▼

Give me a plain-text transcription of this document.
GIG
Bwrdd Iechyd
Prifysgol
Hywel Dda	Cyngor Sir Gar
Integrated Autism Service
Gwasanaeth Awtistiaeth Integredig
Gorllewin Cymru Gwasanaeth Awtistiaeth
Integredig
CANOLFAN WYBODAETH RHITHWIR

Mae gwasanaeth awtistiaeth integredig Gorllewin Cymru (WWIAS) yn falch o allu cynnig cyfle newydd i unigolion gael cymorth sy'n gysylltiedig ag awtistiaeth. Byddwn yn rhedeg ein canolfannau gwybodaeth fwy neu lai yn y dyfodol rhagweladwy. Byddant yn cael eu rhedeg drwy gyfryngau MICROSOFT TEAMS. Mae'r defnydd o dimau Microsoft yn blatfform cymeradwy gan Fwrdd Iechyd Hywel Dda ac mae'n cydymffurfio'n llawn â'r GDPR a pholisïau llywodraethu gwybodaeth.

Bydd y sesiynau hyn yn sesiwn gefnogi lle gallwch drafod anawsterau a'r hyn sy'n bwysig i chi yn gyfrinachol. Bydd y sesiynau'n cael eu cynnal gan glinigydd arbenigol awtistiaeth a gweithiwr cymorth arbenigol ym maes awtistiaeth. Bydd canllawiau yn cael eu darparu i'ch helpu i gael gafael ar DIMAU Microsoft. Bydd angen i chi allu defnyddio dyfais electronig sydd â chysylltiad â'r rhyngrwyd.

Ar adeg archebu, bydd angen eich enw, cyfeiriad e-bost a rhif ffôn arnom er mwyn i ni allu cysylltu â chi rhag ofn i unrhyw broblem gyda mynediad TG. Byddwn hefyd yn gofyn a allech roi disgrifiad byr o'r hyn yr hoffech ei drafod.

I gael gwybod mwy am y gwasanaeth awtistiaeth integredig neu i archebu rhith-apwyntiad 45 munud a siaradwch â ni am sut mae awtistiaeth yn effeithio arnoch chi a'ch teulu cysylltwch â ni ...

▲

== Task ==
Reproduce the data shown above exactly.

== Worked solution ==
Give me a plain-text transcription of this document.
GIG
Bwrdd Iechyd
Prifysgol
Hywel Dda	Cyngor Sir Gar
Integrated Autism Service
Gwasanaeth Awtistiaeth Integredig
Gorllewin Cymru Gwasanaeth Awtistiaeth
Integredig
CANOLFAN WYBODAETH RHITHWIR

Mae gwasanaeth awtistiaeth integredig Gorllewin Cymru (WWIAS) yn falch o allu cynnig cyfle newydd i unigolion gael cymorth sy'n gysylltiedig ag awtistiaeth. Byddwn yn rhedeg ein canolfannau gwybodaeth fwy neu lai yn y dyfodol rhagweladwy. Byddant yn cael eu rhedeg drwy gyfryngau MICROSOFT TEAMS. Mae'r defnydd o dimau Microsoft yn blatfform cymeradwy gan Fwrdd Iechyd Hywel Dda ac mae'n cydymffurfio'n llawn â'r GDPR a pholisïau llywodraethu gwybodaeth.

Bydd y sesiynau hyn yn sesiwn gefnogi lle gallwch drafod anawsterau a'r hyn sy'n bwysig i chi yn gyfrinachol. Bydd y sesiynau'n cael eu cynnal gan glinigydd arbenigol awtistiaeth a gweithiwr cymorth arbenigol ym maes awtistiaeth. Bydd canllawiau yn cael eu darparu i'ch helpu i gael gafael ar DIMAU Microsoft. Bydd angen i chi allu defnyddio dyfais electronig sydd â chysylltiad â'r rhyngrwyd.

Ar adeg archebu, bydd angen eich enw, cyfeiriad e-bost a rhif ffôn arnom er mwyn i ni allu cysylltu â chi rhag ofn i unrhyw broblem gyda mynediad TG. Byddwn hefyd yn gofyn a allech roi disgrifiad byr o'r hyn yr hoffech ei drafod.

I gael gwybod mwy am y gwasanaeth awtistiaeth integredig neu i archebu rhith-apwyntiad 45 munud a siaradwch â ni am sut mae awtistiaeth yn effeithio arnoch chi a'ch teulu cysylltwch â ni ...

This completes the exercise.